##### Provided records #####
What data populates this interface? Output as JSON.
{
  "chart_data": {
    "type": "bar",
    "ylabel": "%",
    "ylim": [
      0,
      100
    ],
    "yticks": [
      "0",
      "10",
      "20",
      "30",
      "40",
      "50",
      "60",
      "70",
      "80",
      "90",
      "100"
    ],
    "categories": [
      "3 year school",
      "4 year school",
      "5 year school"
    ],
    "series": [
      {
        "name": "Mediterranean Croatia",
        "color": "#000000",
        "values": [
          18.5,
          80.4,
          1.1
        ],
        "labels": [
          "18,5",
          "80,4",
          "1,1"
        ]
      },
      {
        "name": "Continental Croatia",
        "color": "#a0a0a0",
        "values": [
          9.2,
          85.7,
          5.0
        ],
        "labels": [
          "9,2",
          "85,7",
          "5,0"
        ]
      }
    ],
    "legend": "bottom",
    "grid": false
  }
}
#####
[Exercise description]: All of the entries must be quoted exactly; please include each one.

[Problem solution]:
What data populates this interface? Output as JSON.
{
  "chart_data": {
    "type": "bar",
    "ylabel": "%",
    "ylim": [
      0,
      100
    ],
    "yticks": [
      "0",
      "10",
      "20",
      "30",
      "40",
      "50",
      "60",
      "70",
      "80",
      "90",
      "100"
    ],
    "categories": [
      "3 year school",
      "4 year school",
      "5 year school"
    ],
    "series": [
      {
        "name": "Mediterranean Croatia",
        "color": "#000000",
        "values": [
          18.5,
          80.4,
          1.1
        ],
        "labels": [
          "18,5",
          "80,4",
          "1,1"
        ]
      },
      {
        "name": "Continental Croatia",
        "color": "#a0a0a0",
        "values": [
          9.2,
          85.7,
          5.0
        ],
        "labels": [
          "9,2",
          "85,7",
          "5,0"
        ]
      }
    ],
    "legend": "bottom",
    "grid": false
  }
}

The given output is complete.